● Problem to work on
Which lines in the records below contain the word "JSON"? Copy each of them.
***** Items *****
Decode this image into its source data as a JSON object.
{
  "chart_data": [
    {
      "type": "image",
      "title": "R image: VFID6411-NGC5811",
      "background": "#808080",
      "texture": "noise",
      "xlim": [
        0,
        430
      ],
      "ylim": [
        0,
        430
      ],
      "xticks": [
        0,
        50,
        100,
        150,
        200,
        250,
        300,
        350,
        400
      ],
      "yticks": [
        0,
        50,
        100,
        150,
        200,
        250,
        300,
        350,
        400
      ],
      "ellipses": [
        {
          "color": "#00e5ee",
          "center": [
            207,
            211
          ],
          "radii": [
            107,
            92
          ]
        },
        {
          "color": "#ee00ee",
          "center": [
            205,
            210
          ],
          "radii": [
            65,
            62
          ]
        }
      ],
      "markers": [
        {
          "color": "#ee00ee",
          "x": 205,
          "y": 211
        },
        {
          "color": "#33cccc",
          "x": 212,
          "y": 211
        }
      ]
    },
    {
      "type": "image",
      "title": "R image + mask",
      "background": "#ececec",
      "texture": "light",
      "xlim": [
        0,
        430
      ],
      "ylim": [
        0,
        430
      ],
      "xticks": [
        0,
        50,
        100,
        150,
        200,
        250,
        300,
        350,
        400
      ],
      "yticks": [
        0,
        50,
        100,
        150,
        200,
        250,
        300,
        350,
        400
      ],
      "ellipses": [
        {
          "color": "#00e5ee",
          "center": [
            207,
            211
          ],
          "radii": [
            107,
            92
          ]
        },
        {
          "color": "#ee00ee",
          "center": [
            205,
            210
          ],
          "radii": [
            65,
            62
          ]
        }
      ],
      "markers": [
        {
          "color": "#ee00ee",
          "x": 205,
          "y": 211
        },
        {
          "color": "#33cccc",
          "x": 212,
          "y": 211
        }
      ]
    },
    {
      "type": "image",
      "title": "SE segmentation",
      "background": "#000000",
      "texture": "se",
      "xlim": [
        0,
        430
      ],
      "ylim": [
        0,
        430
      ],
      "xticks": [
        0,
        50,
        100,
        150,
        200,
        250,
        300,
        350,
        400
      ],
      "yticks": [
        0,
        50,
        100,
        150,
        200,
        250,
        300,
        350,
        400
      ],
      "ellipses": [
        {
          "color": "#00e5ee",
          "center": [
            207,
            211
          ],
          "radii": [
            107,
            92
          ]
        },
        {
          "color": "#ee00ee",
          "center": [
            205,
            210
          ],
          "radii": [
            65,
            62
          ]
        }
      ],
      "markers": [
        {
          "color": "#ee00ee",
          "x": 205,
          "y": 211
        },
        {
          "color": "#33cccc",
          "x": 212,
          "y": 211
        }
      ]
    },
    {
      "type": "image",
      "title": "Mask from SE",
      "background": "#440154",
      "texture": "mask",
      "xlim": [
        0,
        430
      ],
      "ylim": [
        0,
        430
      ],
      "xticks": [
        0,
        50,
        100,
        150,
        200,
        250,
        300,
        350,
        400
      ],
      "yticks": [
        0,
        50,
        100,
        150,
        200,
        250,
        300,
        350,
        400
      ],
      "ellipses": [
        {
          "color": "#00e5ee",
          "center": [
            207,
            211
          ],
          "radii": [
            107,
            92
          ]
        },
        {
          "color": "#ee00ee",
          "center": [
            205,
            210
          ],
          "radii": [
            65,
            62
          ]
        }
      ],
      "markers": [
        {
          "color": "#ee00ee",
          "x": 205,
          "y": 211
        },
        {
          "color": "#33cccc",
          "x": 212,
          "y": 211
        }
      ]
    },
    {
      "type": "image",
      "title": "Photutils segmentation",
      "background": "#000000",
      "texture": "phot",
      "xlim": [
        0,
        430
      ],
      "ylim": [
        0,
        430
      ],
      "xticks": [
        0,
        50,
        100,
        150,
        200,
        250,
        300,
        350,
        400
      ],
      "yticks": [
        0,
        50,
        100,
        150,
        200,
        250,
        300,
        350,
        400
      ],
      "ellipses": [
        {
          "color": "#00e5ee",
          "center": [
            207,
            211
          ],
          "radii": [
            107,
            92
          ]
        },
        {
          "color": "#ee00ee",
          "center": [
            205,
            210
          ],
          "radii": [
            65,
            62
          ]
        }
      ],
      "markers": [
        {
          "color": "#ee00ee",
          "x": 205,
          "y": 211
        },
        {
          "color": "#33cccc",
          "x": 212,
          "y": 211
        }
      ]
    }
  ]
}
*****
***** Items *****
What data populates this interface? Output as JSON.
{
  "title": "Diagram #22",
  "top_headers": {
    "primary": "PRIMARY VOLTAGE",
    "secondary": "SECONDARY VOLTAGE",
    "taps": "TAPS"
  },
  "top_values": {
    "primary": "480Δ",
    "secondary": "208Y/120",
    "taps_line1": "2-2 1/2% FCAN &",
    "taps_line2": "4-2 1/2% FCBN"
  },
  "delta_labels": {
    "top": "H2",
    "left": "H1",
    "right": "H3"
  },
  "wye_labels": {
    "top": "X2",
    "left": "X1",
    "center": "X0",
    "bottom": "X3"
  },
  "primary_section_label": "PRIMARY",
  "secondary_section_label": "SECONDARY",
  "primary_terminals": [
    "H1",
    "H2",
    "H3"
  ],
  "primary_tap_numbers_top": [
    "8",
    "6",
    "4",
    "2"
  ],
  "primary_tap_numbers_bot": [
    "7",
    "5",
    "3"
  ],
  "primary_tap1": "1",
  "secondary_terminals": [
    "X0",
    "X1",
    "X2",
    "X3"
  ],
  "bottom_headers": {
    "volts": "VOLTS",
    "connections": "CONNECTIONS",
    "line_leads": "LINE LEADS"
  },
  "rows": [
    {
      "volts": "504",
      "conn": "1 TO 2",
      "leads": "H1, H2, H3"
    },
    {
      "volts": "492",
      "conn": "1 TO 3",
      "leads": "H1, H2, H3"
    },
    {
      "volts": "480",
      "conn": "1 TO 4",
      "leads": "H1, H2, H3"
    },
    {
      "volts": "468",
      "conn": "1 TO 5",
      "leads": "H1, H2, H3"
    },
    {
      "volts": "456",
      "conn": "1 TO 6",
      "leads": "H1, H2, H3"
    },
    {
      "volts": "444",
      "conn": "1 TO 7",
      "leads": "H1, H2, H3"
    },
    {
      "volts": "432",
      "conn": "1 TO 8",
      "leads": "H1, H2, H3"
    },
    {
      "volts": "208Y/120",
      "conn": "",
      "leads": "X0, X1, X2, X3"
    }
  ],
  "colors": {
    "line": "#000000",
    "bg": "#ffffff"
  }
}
*****
● Exercise solution
Decode this image into its source data as a JSON object.
What data populates this interface? Output as JSON.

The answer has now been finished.